** What is being asked **
Each line should be copied exactly.

** Entries shown **
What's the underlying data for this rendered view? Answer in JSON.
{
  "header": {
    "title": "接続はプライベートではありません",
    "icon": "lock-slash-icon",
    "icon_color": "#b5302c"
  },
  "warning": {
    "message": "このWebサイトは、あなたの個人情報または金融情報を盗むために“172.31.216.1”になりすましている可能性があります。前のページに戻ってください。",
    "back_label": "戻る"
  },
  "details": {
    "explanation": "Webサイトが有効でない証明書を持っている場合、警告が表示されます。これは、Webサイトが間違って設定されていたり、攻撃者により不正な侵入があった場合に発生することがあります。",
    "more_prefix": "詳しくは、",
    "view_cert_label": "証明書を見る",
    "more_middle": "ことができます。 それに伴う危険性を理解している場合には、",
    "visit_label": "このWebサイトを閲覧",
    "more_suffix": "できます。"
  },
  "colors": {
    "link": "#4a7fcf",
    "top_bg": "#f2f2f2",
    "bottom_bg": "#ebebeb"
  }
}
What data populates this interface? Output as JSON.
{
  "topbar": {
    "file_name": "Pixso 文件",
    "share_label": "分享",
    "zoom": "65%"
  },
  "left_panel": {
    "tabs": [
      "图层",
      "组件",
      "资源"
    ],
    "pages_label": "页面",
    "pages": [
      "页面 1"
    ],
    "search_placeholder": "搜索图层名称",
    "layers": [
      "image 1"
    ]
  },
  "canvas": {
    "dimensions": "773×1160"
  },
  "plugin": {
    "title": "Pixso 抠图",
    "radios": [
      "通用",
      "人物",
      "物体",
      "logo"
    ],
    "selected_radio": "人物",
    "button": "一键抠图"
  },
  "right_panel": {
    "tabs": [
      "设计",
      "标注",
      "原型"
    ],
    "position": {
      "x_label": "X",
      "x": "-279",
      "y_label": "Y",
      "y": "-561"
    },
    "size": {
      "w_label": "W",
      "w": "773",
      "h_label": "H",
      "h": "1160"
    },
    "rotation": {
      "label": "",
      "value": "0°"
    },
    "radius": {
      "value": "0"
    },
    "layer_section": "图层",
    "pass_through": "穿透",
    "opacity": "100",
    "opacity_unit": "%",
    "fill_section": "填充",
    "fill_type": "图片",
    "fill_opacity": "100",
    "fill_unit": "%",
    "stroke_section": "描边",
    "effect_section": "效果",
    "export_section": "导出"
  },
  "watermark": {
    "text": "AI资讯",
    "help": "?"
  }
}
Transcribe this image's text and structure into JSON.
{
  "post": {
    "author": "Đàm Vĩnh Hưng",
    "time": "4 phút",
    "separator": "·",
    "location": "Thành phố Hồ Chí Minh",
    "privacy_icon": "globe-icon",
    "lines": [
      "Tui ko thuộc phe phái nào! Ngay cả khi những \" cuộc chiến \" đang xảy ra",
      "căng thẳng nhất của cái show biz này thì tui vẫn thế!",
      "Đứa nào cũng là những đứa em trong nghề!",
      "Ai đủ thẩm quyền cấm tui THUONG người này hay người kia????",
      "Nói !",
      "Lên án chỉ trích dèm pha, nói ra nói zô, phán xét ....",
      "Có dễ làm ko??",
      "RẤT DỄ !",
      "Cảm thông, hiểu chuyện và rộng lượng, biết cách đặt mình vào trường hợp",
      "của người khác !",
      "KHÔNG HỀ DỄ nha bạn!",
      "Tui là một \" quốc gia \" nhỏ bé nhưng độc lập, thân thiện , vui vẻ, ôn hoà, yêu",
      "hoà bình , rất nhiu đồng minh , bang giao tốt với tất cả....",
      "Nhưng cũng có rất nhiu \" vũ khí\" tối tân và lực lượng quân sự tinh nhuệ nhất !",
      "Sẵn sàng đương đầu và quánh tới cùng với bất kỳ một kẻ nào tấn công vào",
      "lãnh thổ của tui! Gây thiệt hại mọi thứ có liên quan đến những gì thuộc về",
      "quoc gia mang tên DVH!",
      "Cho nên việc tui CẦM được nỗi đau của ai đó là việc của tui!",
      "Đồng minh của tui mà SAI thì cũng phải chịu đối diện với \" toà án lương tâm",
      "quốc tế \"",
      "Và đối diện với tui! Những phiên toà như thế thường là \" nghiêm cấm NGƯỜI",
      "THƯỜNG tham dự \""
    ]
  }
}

** Solved exercise **
What's the underlying data for this rendered view? Answer in JSON.
{
  "header": {
    "title": "接続はプライベートではありません",
    "icon": "lock-slash-icon",
    "icon_color": "#b5302c"
  },
  "warning": {
    "message": "このWebサイトは、あなたの個人情報または金融情報を盗むために“172.31.216.1”になりすましている可能性があります。前のページに戻ってください。",
    "back_label": "戻る"
  },
  "details": {
    "explanation": "Webサイトが有効でない証明書を持っている場合、警告が表示されます。これは、Webサイトが間違って設定されていたり、攻撃者により不正な侵入があった場合に発生することがあります。",
    "more_prefix": "詳しくは、",
    "view_cert_label": "証明書を見る",
    "more_middle": "ことができます。 それに伴う危険性を理解している場合には、",
    "visit_label": "このWebサイトを閲覧",
    "more_suffix": "できます。"
  },
  "colors": {
    "link": "#4a7fcf",
    "top_bg": "#f2f2f2",
    "bottom_bg": "#ebebeb"
  }
}
What data populates this interface? Output as JSON.
{
  "topbar": {
    "file_name": "Pixso 文件",
    "share_label": "分享",
    "zoom": "65%"
  },
  "left_panel": {
    "tabs": [
      "图层",
      "组件",
      "资源"
    ],
    "pages_label": "页面",
    "pages": [
      "页面 1"
    ],
    "search_placeholder": "搜索图层名称",
    "layers": [
      "image 1"
    ]
  },
  "canvas": {
    "dimensions": "773×1160"
  },
  "plugin": {
    "title": "Pixso 抠图",
    "radios": [
      "通用",
      "人物",
      "物体",
      "logo"
    ],
    "selected_radio": "人物",
    "button": "一键抠图"
  },
  "right_panel": {
    "tabs": [
      "设计",
      "标注",
      "原型"
    ],
    "position": {
      "x_label": "X",
      "x": "-279",
      "y_label": "Y",
      "y": "-561"
    },
    "size": {
      "w_label": "W",
      "w": "773",
      "h_label": "H",
      "h": "1160"
    },
    "rotation": {
      "label": "",
      "value": "0°"
    },
    "radius": {
      "value": "0"
    },
    "layer_section": "图层",
    "pass_through": "穿透",
    "opacity": "100",
    "opacity_unit": "%",
    "fill_section": "填充",
    "fill_type": "图片",
    "fill_opacity": "100",
    "fill_unit": "%",
    "stroke_section": "描边",
    "effect_section": "效果",
    "export_section": "导出"
  },
  "watermark": {
    "text": "AI资讯",
    "help": "?"
  }
}
Transcribe this image's text and structure into JSON.
{
  "post": {
    "author": "Đàm Vĩnh Hưng",
    "time": "4 phút",
    "separator": "·",
    "location": "Thành phố Hồ Chí Minh",
    "privacy_icon": "globe-icon",
    "lines": [
      "Tui ko thuộc phe phái nào! Ngay cả khi những \" cuộc chiến \" đang xảy ra",
      "căng thẳng nhất của cái show biz này thì tui vẫn thế!",
      "Đứa nào cũng là những đứa em trong nghề!",
      "Ai đủ thẩm quyền cấm tui THUONG người này hay người kia????",
      "Nói !",
      "Lên án chỉ trích dèm pha, nói ra nói zô, phán xét ....",
      "Có dễ làm ko??",
      "RẤT DỄ !",
      "Cảm thông, hiểu chuyện và rộng lượng, biết cách đặt mình vào trường hợp",
      "của người khác !",
      "KHÔNG HỀ DỄ nha bạn!",
      "Tui là một \" quốc gia \" nhỏ bé nhưng độc lập, thân thiện , vui vẻ, ôn hoà, yêu",
      "hoà bình , rất nhiu đồng minh , bang giao tốt với tất cả....",
      "Nhưng cũng có rất nhiu \" vũ khí\" tối tân và lực lượng quân sự tinh nhuệ nhất !",
      "Sẵn sàng đương đầu và quánh tới cùng với bất kỳ một kẻ nào tấn công vào",
      "lãnh thổ của tui! Gây thiệt hại mọi thứ có liên quan đến những gì thuộc về",
      "quoc gia mang tên DVH!",
      "Cho nên việc tui CẦM được nỗi đau của ai đó là việc của tui!",
      "Đồng minh của tui mà SAI thì cũng phải chịu đối diện với \" toà án lương tâm",
      "quốc tế \"",
      "Và đối diện với tui! Những phiên toà như thế thường là \" nghiêm cấm NGƯỜI",
      "THƯỜNG tham dự \""
    ]
  }
}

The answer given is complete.